## Aim of the task:
Lines containing the word "ylabel" are the ones to copy from the records below.

◇ ◇ ◇ ◇ ◇ ◇ ◇

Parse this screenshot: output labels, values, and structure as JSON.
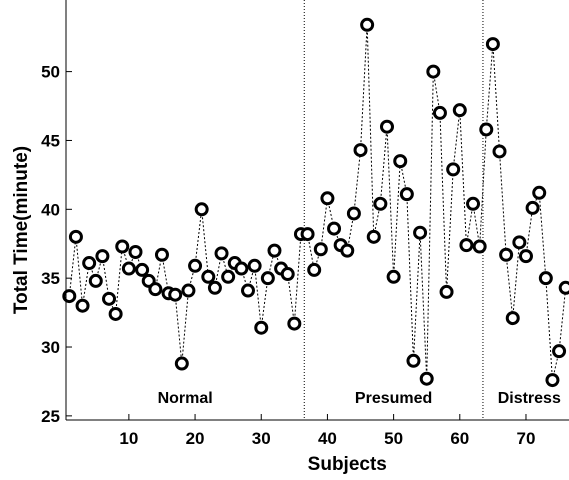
{
  "chart_data": {
    "type": "scatter",
    "title": "",
    "xlabel": "Subjects",
    "ylabel": "Total Time(minute)",
    "xlim": [
      0.5,
      76.5
    ],
    "ylim": [
      24.7,
      55.2
    ],
    "x_ticks": [
      10,
      20,
      30,
      40,
      50,
      60,
      70
    ],
    "y_ticks": [
      25,
      30,
      35,
      40,
      45,
      50
    ],
    "marker": "open-circle",
    "connector": "dotted",
    "marker_color": "#000000",
    "grid": false,
    "group_boundaries": [
      36.5,
      63.5
    ],
    "group_labels": [
      {
        "label": "Normal",
        "x_center": 18.5,
        "y": 26.3
      },
      {
        "label": "Presumed",
        "x_center": 50,
        "y": 26.3
      },
      {
        "label": "Distress",
        "x_center": 70.5,
        "y": 26.3
      }
    ],
    "x": [
      1,
      2,
      3,
      4,
      5,
      6,
      7,
      8,
      9,
      10,
      11,
      12,
      13,
      14,
      15,
      16,
      17,
      18,
      19,
      20,
      21,
      22,
      23,
      24,
      25,
      26,
      27,
      28,
      29,
      30,
      31,
      32,
      33,
      34,
      35,
      36,
      37,
      38,
      39,
      40,
      41,
      42,
      43,
      44,
      45,
      46,
      47,
      48,
      49,
      50,
      51,
      52,
      53,
      54,
      55,
      56,
      57,
      58,
      59,
      60,
      61,
      62,
      63,
      64,
      65,
      66,
      67,
      68,
      69,
      70,
      71,
      72,
      73,
      74,
      75,
      76
    ],
    "y": [
      33.7,
      38.0,
      33.0,
      36.1,
      34.8,
      36.6,
      33.5,
      32.4,
      37.3,
      35.7,
      36.9,
      35.6,
      34.8,
      34.2,
      36.7,
      33.9,
      33.8,
      28.8,
      34.1,
      35.9,
      40.0,
      35.1,
      34.3,
      36.8,
      35.1,
      36.1,
      35.7,
      34.1,
      35.9,
      31.4,
      35.0,
      37.0,
      35.7,
      35.3,
      31.7,
      38.2,
      38.2,
      35.6,
      37.1,
      40.8,
      38.6,
      37.4,
      37.0,
      39.7,
      44.3,
      53.4,
      38.0,
      40.4,
      46.0,
      35.1,
      43.5,
      41.1,
      29.0,
      38.3,
      27.7,
      50.0,
      47.0,
      34.0,
      42.9,
      47.2,
      37.4,
      40.4,
      37.3,
      45.8,
      52.0,
      44.2,
      36.7,
      32.1,
      37.6,
      36.6,
      40.1,
      41.2,
      35.0,
      27.6,
      29.7,
      34.3
    ]
  }
}
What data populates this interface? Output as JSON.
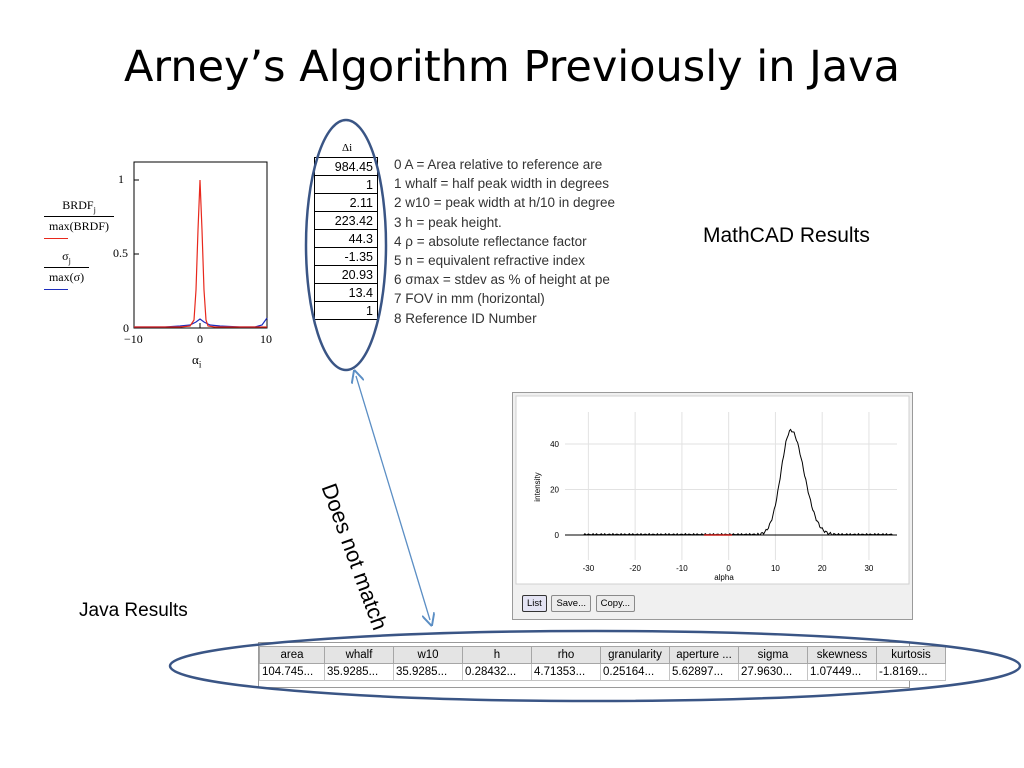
{
  "slide": {
    "title": "Arney’s Algorithm Previously in Java",
    "mathcad_label": "MathCAD Results",
    "java_label": "Java Results",
    "arrow_label": "Does not match"
  },
  "mathcad_plot": {
    "legend": {
      "top_num": "BRDF",
      "top_sub": "j",
      "top_den": "max(BRDF)",
      "bot_num": "σ",
      "bot_sub": "j",
      "bot_den": "max(σ)"
    },
    "x_axis_label": "α",
    "x_axis_sub": "i",
    "x_ticks": [
      "−10",
      "0",
      "10"
    ],
    "y_ticks": [
      "0",
      "0.5",
      "1"
    ],
    "colors": {
      "brdf": "#e8281c",
      "sigma": "#1d2dbd"
    }
  },
  "mathcad_table": {
    "header": "Δi",
    "values": [
      "984.45",
      "1",
      "2.11",
      "223.42",
      "44.3",
      "-1.35",
      "20.93",
      "13.4",
      "1"
    ]
  },
  "legend_lines": [
    "0  A = Area relative to   reference are",
    "1  whalf = half peak width in degrees",
    "2  w10 = peak width at h/10 in degree",
    "3  h = peak height.",
    "4  ρ = absolute reflectance factor",
    "5  n = equivalent refractive index",
    "6  σmax = stdev as % of height at pe",
    "7  FOV in mm (horizontal)",
    "8 Reference ID Number"
  ],
  "java_plot": {
    "x_label": "alpha",
    "y_label": "intensity",
    "x_ticks": [
      "-30",
      "-20",
      "-10",
      "0",
      "10",
      "20",
      "30"
    ],
    "y_ticks": [
      "0",
      "20",
      "40"
    ],
    "buttons": [
      "List",
      "Save...",
      "Copy..."
    ]
  },
  "java_table": {
    "headers": [
      "area",
      "whalf",
      "w10",
      "h",
      "rho",
      "granularity",
      "aperture ...",
      "sigma",
      "skewness",
      "kurtosis"
    ],
    "row": [
      "104.745...",
      "35.9285...",
      "35.9285...",
      "0.28432...",
      "4.71353...",
      "0.25164...",
      "5.62897...",
      "27.9630...",
      "1.07449...",
      "-1.8169..."
    ]
  },
  "colors": {
    "ellipse": "#3a5585",
    "arrow": "#5b8ec4"
  }
}
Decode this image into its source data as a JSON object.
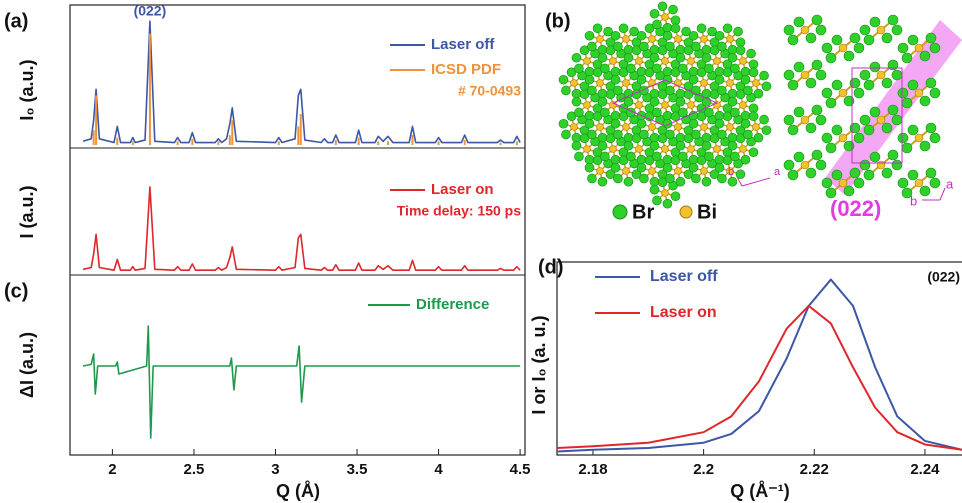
{
  "chart_data": [
    {
      "type": "line",
      "xlabel": "Q (Å)",
      "xlim": [
        1.74,
        4.53
      ],
      "xticks": [
        2,
        2.5,
        3,
        3.5,
        4,
        4.5
      ],
      "x": [
        1.82,
        1.87,
        1.885,
        1.9,
        1.92,
        2.01,
        2.03,
        2.05,
        2.11,
        2.125,
        2.14,
        2.2,
        2.23,
        2.26,
        2.38,
        2.4,
        2.42,
        2.47,
        2.49,
        2.51,
        2.63,
        2.65,
        2.67,
        2.7,
        2.72,
        2.735,
        2.76,
        3.0,
        3.02,
        3.04,
        3.12,
        3.14,
        3.155,
        3.18,
        3.28,
        3.3,
        3.32,
        3.35,
        3.37,
        3.39,
        3.49,
        3.51,
        3.53,
        3.61,
        3.63,
        3.66,
        3.69,
        3.72,
        3.82,
        3.84,
        3.86,
        3.98,
        4.0,
        4.02,
        4.14,
        4.16,
        4.18,
        4.36,
        4.38,
        4.4,
        4.46,
        4.48,
        4.5
      ],
      "panels": [
        {
          "label": "(a)",
          "ylabel": "I₀ (a.u.)",
          "ylim": [
            0,
            1.05
          ],
          "annotation": "(022)",
          "series": [
            {
              "name": "Laser off",
              "color": "#3b57a6",
              "values": [
                0.03,
                0.05,
                0.2,
                0.45,
                0.05,
                0.02,
                0.15,
                0.02,
                0.02,
                0.06,
                0.02,
                0.04,
                1.0,
                0.03,
                0.02,
                0.06,
                0.02,
                0.02,
                0.1,
                0.02,
                0.02,
                0.05,
                0.02,
                0.05,
                0.17,
                0.3,
                0.03,
                0.02,
                0.06,
                0.02,
                0.05,
                0.4,
                0.45,
                0.04,
                0.02,
                0.05,
                0.02,
                0.02,
                0.08,
                0.02,
                0.02,
                0.12,
                0.02,
                0.02,
                0.07,
                0.03,
                0.07,
                0.02,
                0.02,
                0.15,
                0.02,
                0.02,
                0.06,
                0.02,
                0.02,
                0.08,
                0.02,
                0.02,
                0.04,
                0.02,
                0.02,
                0.07,
                0.02
              ]
            },
            {
              "name": "ICSD PDF",
              "note": "# 70-0493",
              "type": "bar",
              "color": "#f0923a",
              "x": [
                1.885,
                1.9,
                2.03,
                2.125,
                2.23,
                2.4,
                2.49,
                2.65,
                2.72,
                2.735,
                3.02,
                3.14,
                3.155,
                3.37,
                3.51,
                3.63,
                3.69,
                3.84,
                4.0,
                4.16,
                4.38,
                4.48
              ],
              "values": [
                0.12,
                0.4,
                0.06,
                0.03,
                0.9,
                0.03,
                0.05,
                0.03,
                0.08,
                0.2,
                0.03,
                0.15,
                0.25,
                0.04,
                0.06,
                0.03,
                0.03,
                0.08,
                0.03,
                0.04,
                0.02,
                0.03
              ]
            }
          ]
        },
        {
          "ylabel": "I (a.u.)",
          "ylim": [
            0,
            1.05
          ],
          "series": [
            {
              "name": "Laser on",
              "note": "Time delay: 150 ps",
              "color": "#e0262b",
              "values": [
                0.03,
                0.05,
                0.2,
                0.42,
                0.05,
                0.02,
                0.14,
                0.02,
                0.02,
                0.06,
                0.02,
                0.04,
                0.95,
                0.03,
                0.02,
                0.06,
                0.02,
                0.02,
                0.09,
                0.02,
                0.02,
                0.05,
                0.02,
                0.05,
                0.16,
                0.28,
                0.03,
                0.02,
                0.06,
                0.02,
                0.05,
                0.38,
                0.42,
                0.04,
                0.02,
                0.05,
                0.02,
                0.02,
                0.08,
                0.02,
                0.02,
                0.1,
                0.02,
                0.02,
                0.07,
                0.03,
                0.07,
                0.02,
                0.02,
                0.13,
                0.02,
                0.02,
                0.06,
                0.02,
                0.02,
                0.07,
                0.02,
                0.02,
                0.04,
                0.02,
                0.02,
                0.06,
                0.02
              ]
            }
          ]
        },
        {
          "label": "(c)",
          "ylabel": "ΔI (a.u.)",
          "ylim": [
            -1,
            1
          ],
          "series": [
            {
              "name": "Difference",
              "color": "#1e9a4c",
              "x": [
                1.82,
                1.87,
                1.885,
                1.895,
                1.91,
                2.02,
                2.03,
                2.04,
                2.21,
                2.22,
                2.235,
                2.25,
                2.72,
                2.73,
                2.745,
                2.76,
                3.13,
                3.145,
                3.16,
                3.18,
                3.5,
                4.5
              ],
              "values": [
                0,
                0.02,
                0.15,
                -0.35,
                0,
                0,
                0.05,
                -0.1,
                0,
                0.5,
                -0.9,
                0,
                0,
                0.1,
                -0.3,
                0,
                0,
                0.25,
                -0.45,
                0,
                0,
                0
              ]
            }
          ]
        }
      ]
    },
    {
      "type": "line",
      "label": "(d)",
      "xlabel": "Q (Å⁻¹)",
      "ylabel": "I or I₀ (a. u.)",
      "annotation": "(022)",
      "xlim": [
        2.1735,
        2.2467
      ],
      "xticks": [
        2.18,
        2.2,
        2.22,
        2.24
      ],
      "ylim": [
        0,
        1.1
      ],
      "x": [
        2.1735,
        2.18,
        2.19,
        2.2,
        2.205,
        2.21,
        2.215,
        2.219,
        2.223,
        2.227,
        2.231,
        2.235,
        2.24,
        2.2467
      ],
      "series": [
        {
          "name": "Laser off",
          "color": "#3b57a6",
          "values": [
            0.02,
            0.03,
            0.04,
            0.07,
            0.12,
            0.25,
            0.55,
            0.85,
            1.0,
            0.85,
            0.5,
            0.22,
            0.08,
            0.03
          ]
        },
        {
          "name": "Laser on",
          "color": "#e0262b",
          "values": [
            0.04,
            0.05,
            0.07,
            0.13,
            0.22,
            0.42,
            0.72,
            0.85,
            0.75,
            0.5,
            0.27,
            0.13,
            0.06,
            0.03
          ]
        }
      ]
    }
  ],
  "structure": {
    "label": "(b)",
    "legend": [
      "Br",
      "Bi"
    ],
    "plane": "(022)",
    "axis_labels": [
      "b",
      "a",
      "b",
      "a"
    ]
  }
}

◇ ◇ ◇ ◇ ◇ ◇ ◇

## Expected answer:
    "ylabel": "Total Time(minute)",
          "ylabel": "I₀ (a.u.)",
          "ylabel": "I (a.u.)",
          "ylabel": "ΔI (a.u.)",
      "ylabel": "I or I₀ (a. u.)",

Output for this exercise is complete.